▸ Dataset rows about figures:

▶

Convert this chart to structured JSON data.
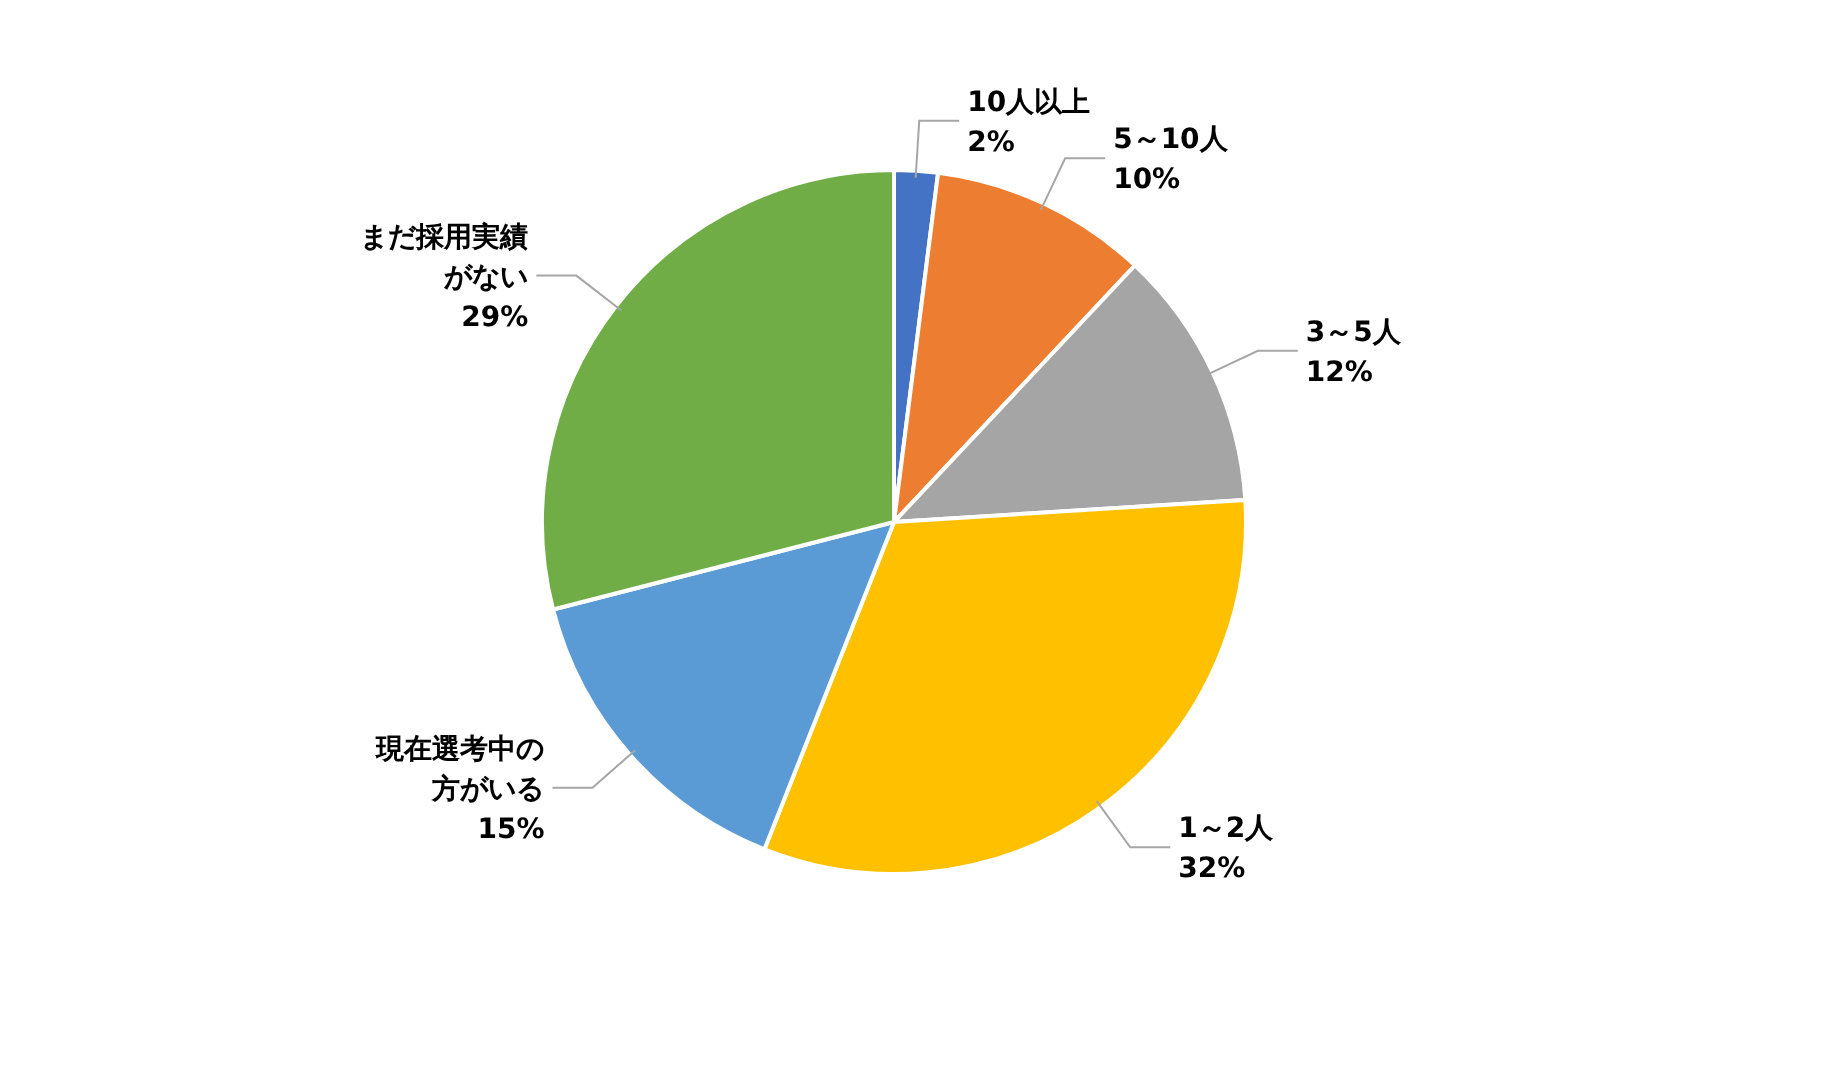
{
  "chart_data": {
    "type": "pie",
    "categories": [
      "10人以上",
      "5～10人",
      "3～5人",
      "1～2人",
      "現在選考中の方がいる",
      "まだ採用実績がない"
    ],
    "values": [
      2,
      10,
      12,
      32,
      15,
      29
    ],
    "value_labels": [
      "2%",
      "10%",
      "12%",
      "32%",
      "15%",
      "29%"
    ],
    "colors": [
      "#4472c4",
      "#ed7d31",
      "#a5a5a5",
      "#ffc000",
      "#5b9bd5",
      "#70ad47"
    ]
  }
}
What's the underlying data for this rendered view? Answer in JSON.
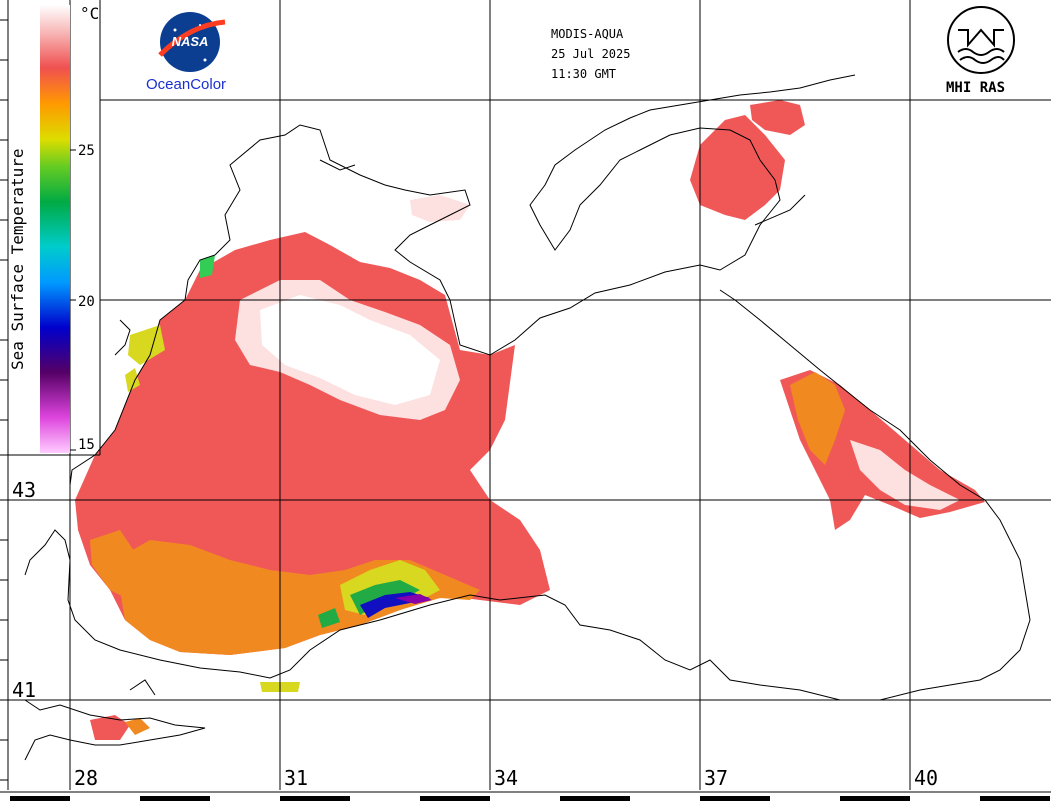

◀

▸ TASK TO CARRY OUT: Reproduce every line above as written, skipping pictures.

▸ FINISHED ANSWER:
Convert this chart to structured JSON data.
{
  "chart_data": {
    "type": "pie",
    "categories": [
      "10人以上",
      "5～10人",
      "3～5人",
      "1～2人",
      "現在選考中の方がいる",
      "まだ採用実績がない"
    ],
    "values": [
      2,
      10,
      12,
      32,
      15,
      29
    ],
    "value_labels": [
      "2%",
      "10%",
      "12%",
      "32%",
      "15%",
      "29%"
    ],
    "colors": [
      "#4472c4",
      "#ed7d31",
      "#a5a5a5",
      "#ffc000",
      "#5b9bd5",
      "#70ad47"
    ]
  }
}
What's the underlying data for this rendered view? Answer in JSON.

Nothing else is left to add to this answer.